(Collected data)
§ §

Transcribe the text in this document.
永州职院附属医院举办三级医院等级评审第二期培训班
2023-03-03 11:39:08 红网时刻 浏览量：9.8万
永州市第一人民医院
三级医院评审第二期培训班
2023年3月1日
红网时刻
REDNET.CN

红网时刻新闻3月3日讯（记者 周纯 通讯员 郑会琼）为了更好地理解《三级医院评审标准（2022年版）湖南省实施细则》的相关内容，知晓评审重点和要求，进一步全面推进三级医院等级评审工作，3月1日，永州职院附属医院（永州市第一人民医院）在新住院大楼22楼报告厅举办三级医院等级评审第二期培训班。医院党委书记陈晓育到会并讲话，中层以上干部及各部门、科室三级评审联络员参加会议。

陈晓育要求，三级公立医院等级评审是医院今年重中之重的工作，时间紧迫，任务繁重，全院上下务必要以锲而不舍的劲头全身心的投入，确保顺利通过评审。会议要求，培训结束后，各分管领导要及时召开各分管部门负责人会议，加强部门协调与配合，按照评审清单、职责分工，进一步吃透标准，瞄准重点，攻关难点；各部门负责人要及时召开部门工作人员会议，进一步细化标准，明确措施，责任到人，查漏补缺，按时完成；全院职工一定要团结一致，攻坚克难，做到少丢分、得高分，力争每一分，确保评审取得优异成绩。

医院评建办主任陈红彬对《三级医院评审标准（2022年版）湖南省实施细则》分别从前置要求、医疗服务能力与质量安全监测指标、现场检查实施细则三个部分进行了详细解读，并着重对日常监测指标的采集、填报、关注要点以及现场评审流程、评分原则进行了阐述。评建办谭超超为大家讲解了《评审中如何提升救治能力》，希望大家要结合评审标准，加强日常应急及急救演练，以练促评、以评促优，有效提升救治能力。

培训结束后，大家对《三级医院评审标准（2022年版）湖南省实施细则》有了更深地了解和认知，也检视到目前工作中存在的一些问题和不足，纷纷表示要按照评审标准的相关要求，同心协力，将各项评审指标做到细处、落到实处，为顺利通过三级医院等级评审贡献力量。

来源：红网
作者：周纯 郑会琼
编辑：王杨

§ §

▶ WHAT YOU NEED TO DO
Look through the data and gather every line with the string "湖南省实施细则" in it.

▶ SOLUTION TO THIS PROBLEM
红网时刻新闻3月3日讯（记者 周纯 通讯员 郑会琼）为了更好地理解《三级医院评审标准（2022年版）湖南省实施细则》的相关内容，知晓评审重点和要求，进一步全面推进三级医院等级评审工作，3月1日，永州职院附属医院（永州市第一人民医院）在新住院大楼22楼报告厅举办三级医院等级评审第二期培训班。医院党委书记陈晓育到会并讲话，中层以上干部及各部门、科室三级评审联络员参加会议。
医院评建办主任陈红彬对《三级医院评审标准（2022年版）湖南省实施细则》分别从前置要求、医疗服务能力与质量安全监测指标、现场检查实施细则三个部分进行了详细解读，并着重对日常监测指标的采集、填报、关注要点以及现场评审流程、评分原则进行了阐述。评建办谭超超为大家讲解了《评审中如何提升救治能力》，希望大家要结合评审标准，加强日常应急及急救演练，以练促评、以评促优，有效提升救治能力。
培训结束后，大家对《三级医院评审标准（2022年版）湖南省实施细则》有了更深地了解和认知，也检视到目前工作中存在的一些问题和不足，纷纷表示要按照评审标准的相关要求，同心协力，将各项评审指标做到细处、落到实处，为顺利通过三级医院等级评审贡献力量。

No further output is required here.